→ Extracted records
start

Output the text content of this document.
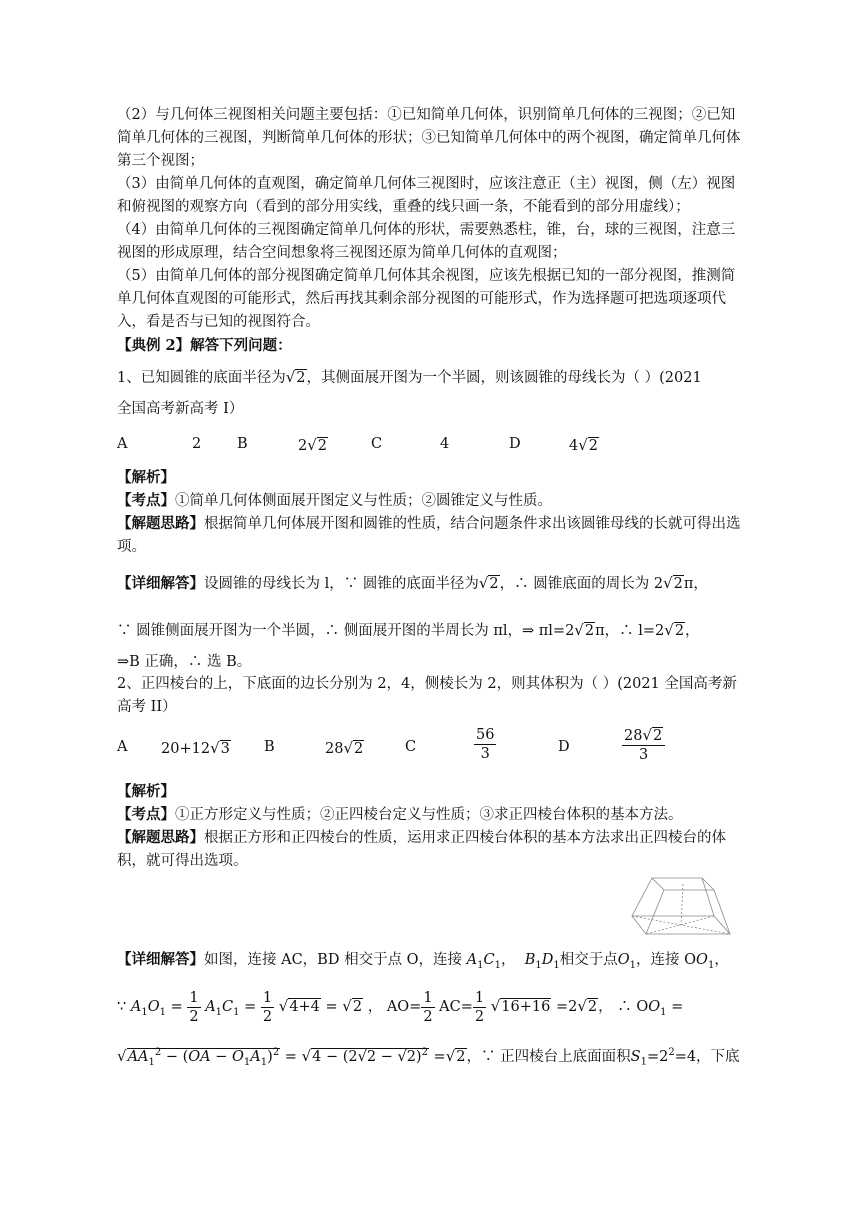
（2）与几何体三视图相关问题主要包括：①已知简单几何体，识别简单几何体的三视图；②已知简单几何体的三视图，判断简单几何体的形状；③已知简单几何体中的两个视图，确定简单几何体第三个视图；

（3）由简单几何体的直观图，确定简单几何体三视图时，应该注意正（主）视图，侧（左）视图和俯视图的观察方向（看到的部分用实线，重叠的线只画一条，不能看到的部分用虚线）；

（4）由简单几何体的三视图确定简单几何体的形状，需要熟悉柱，锥，台，球的三视图，注意三视图的形成原理，结合空间想象将三视图还原为简单几何体的直观图；

（5）由简单几何体的部分视图确定简单几何体其余视图，应该先根据已知的一部分视图，推测简单几何体直观图的可能形式，然后再找其剩余部分视图的可能形式，作为选择题可把选项逐项代入，看是否与已知的视图符合。

【典例 2】解答下列问题：

1、已知圆锥的底面半径为√2，其侧面展开图为一个半圆，则该圆锥的母线长为（ ）(2021
全国高考新高考 I）
A	2 B	2√2	C	4	D	4√2
【解析】
【考点】①简单几何体侧面展开图定义与性质；②圆锥定义与性质。
【解题思路】根据简单几何体展开图和圆锥的性质，结合问题条件求出该圆锥母线的长就可得出选项。
【详细解答】设圆锥的母线长为 l，∵ 圆锥的底面半径为√2，∴ 圆锥底面的周长为 2√2π，
∵ 圆锥侧面展开图为一个半圆，∴ 侧面展开图的半周长为 πl，⇒ πl=2√2π，∴ l=2√2，
⇒B 正确，∴ 选 B。
2、正四棱台的上，下底面的边长分别为 2，4，侧棱长为 2，则其体积为（ ）(2021 全国高考新高考 II）
A 20+12√3 B	28√2	C	$\frac{56}{3}$	D	$\frac{28√2}{3}$
【解析】
【考点】①正方形定义与性质；②正四棱台定义与性质；③求正四棱台体积的基本方法。
【解题思路】根据正方形和正四棱台的性质，运用求正四棱台体积的基本方法求出正四棱台的体积，就可得出选项。
【详细解答】如图，连接 AC，BD 相交于点 O，连接 $A_1C_1$， $B_1D_1$相交于点$O_1$，连接 $OO_1$，
∵ $A_1O_1 = \frac{1}{2} A_1C_1 = \frac{1}{2} √4+4 = √2$ ， $AO= \frac{1}{2} AC= \frac{1}{2} √16+16 =2√2$， ∴ $OO_1$ =
$√AA_1^2 - (OA - O_1A_1)^2 = √4 - (2√2 - √2)^2 =√2$，∵ 正四棱台上底面面积$S_1=2^2=4$，下底
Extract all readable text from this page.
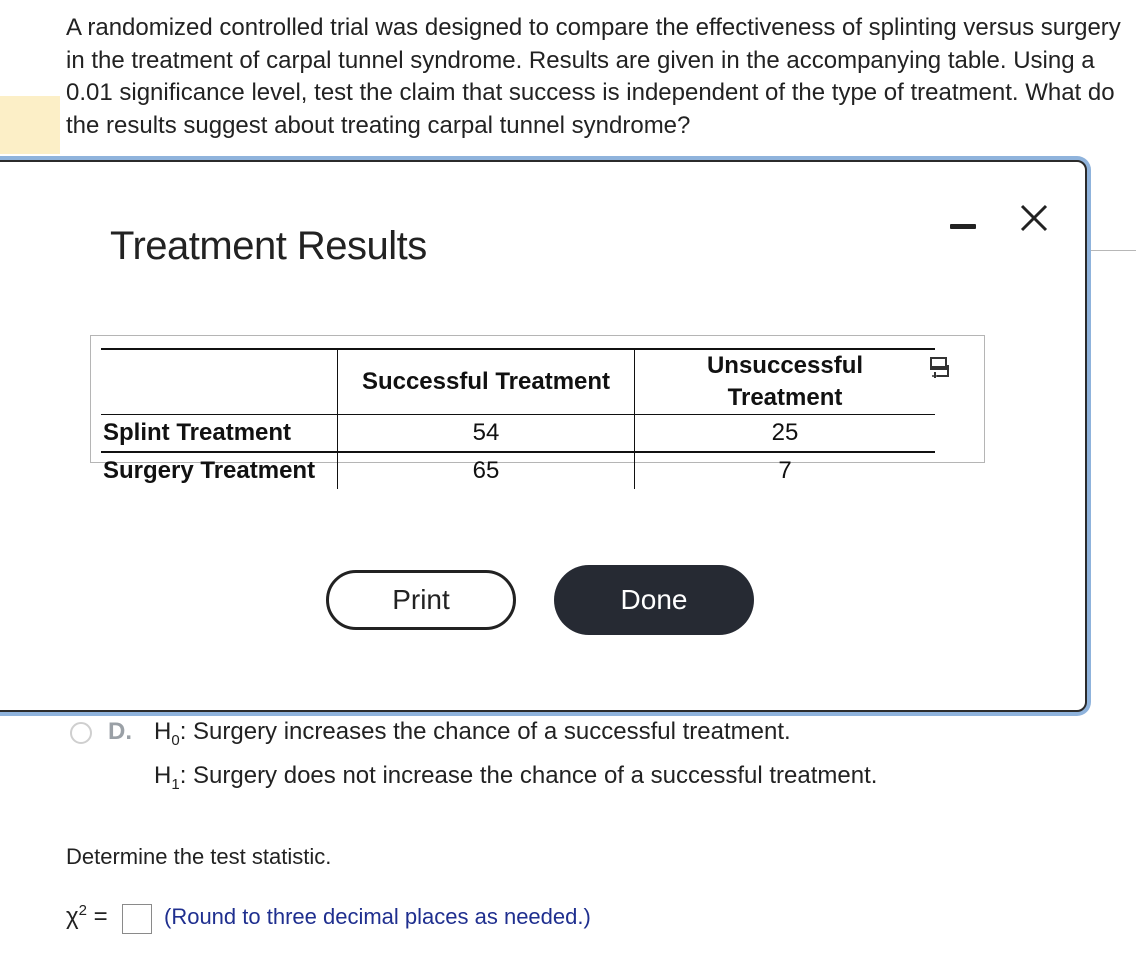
A randomized controlled trial was designed to compare the effectiveness of splinting versus surgery in the treatment of carpal tunnel syndrome. Results are given in the accompanying table. Using a 0.01 significance level, test the claim that success is independent of the type of treatment. What do the results suggest about treating carpal tunnel syndrome?
Treatment Results
	Successful Treatment	Unsuccessful Treatment
Splint Treatment	54	25
Surgery Treatment	65	7
Print	Done
D. $H_0$: Surgery increases the chance of a successful treatment.
$H_1$: Surgery does not increase the chance of a successful treatment.
Determine the test statistic.
$\chi^2$ =	(Round to three decimal places as needed.)
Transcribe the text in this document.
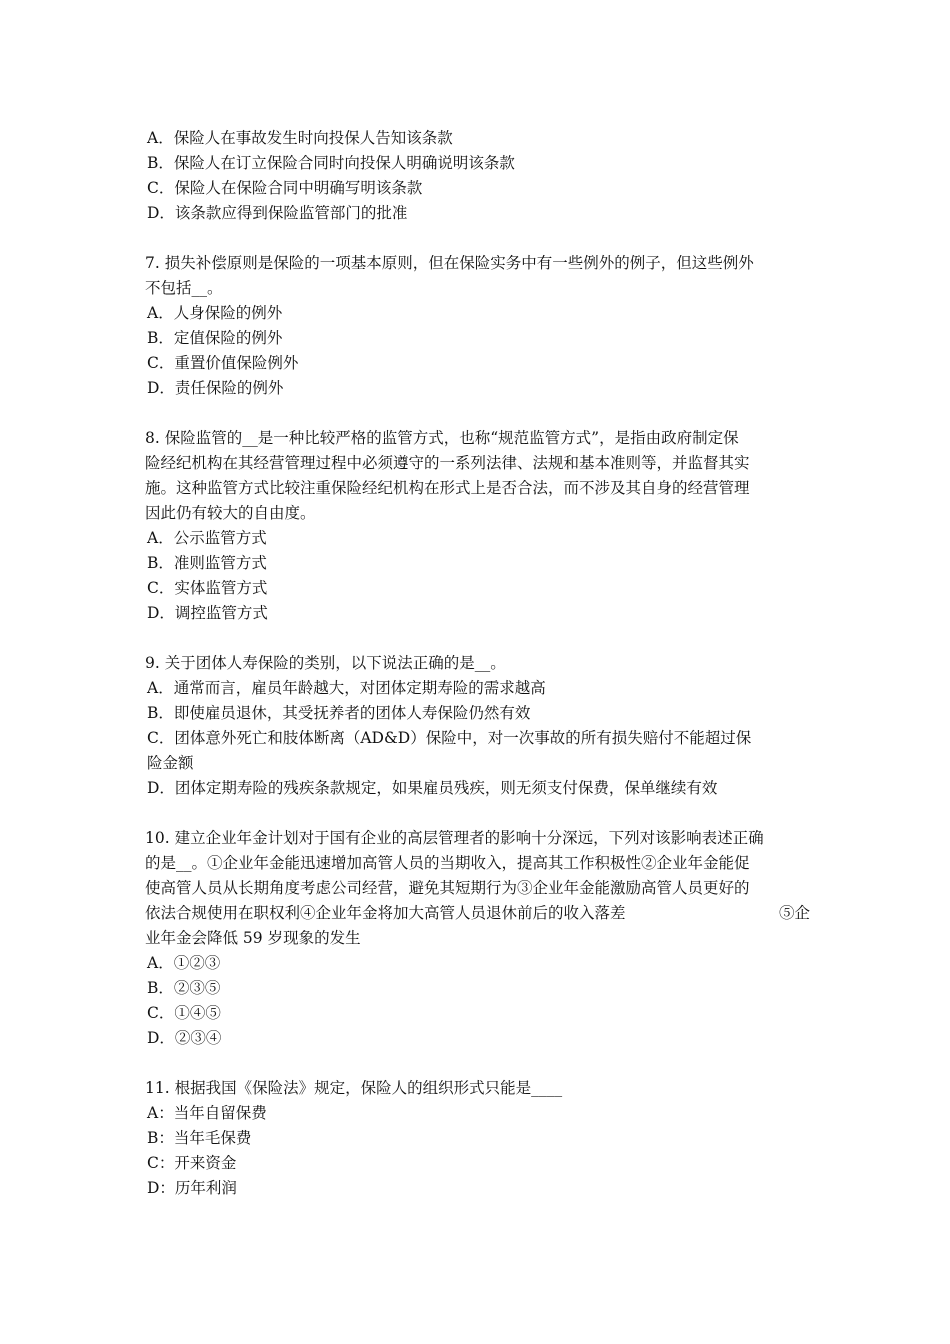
A．保险人在事故发生时向投保人告知该条款

B．保险人在订立保险合同时向投保人明确说明该条款

C．保险人在保险合同中明确写明该条款

D．该条款应得到保险监管部门的批准

7. 损失补偿原则是保险的一项基本原则，但在保险实务中有一些例外的例子，但这些例外

不包括__。

A．人身保险的例外

B．定值保险的例外

C．重置价值保险例外

D．责任保险的例外

8. 保险监管的__是一种比较严格的监管方式，也称“规范监管方式”，是指由政府制定保

险经纪机构在其经营管理过程中必须遵守的一系列法律、法规和基本准则等，并监督其实

施。这种监管方式比较注重保险经纪机构在形式上是否合法，而不涉及其自身的经营管理

因此仍有较大的自由度。

A．公示监管方式

B．准则监管方式

C．实体监管方式

D．调控监管方式

9. 关于团体人寿保险的类别，以下说法正确的是__。

A．通常而言，雇员年龄越大，对团体定期寿险的需求越高

B．即使雇员退休，其受抚养者的团体人寿保险仍然有效

C．团体意外死亡和肢体断离（AD&D）保险中，对一次事故的所有损失赔付不能超过保

险金额

D．团体定期寿险的残疾条款规定，如果雇员残疾，则无须支付保费，保单继续有效

10. 建立企业年金计划对于国有企业的高层管理者的影响十分深远，下列对该影响表述正确

的是__。①企业年金能迅速增加高管人员的当期收入，提高其工作积极性②企业年金能促

使高管人员从长期角度考虑公司经营，避免其短期行为③企业年金能激励高管人员更好的

依法合规使用在职权利④企业年金将加大高管人员退休前后的收入落差	⑤企

业年金会降低 59 岁现象的发生

A．①②③

B．②③⑤

C．①④⑤

D．②③④

11. 根据我国《保险法》规定，保险人的组织形式只能是____

A：当年自留保费

B：当年毛保费

C：开来资金

D：历年利润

end

→ What the task asks
From the entries above, return each line with the word "text" in it.

→ Exercise result
Output the text content of this document.
Extract all readable text from this page.
Transcribe the text in this document.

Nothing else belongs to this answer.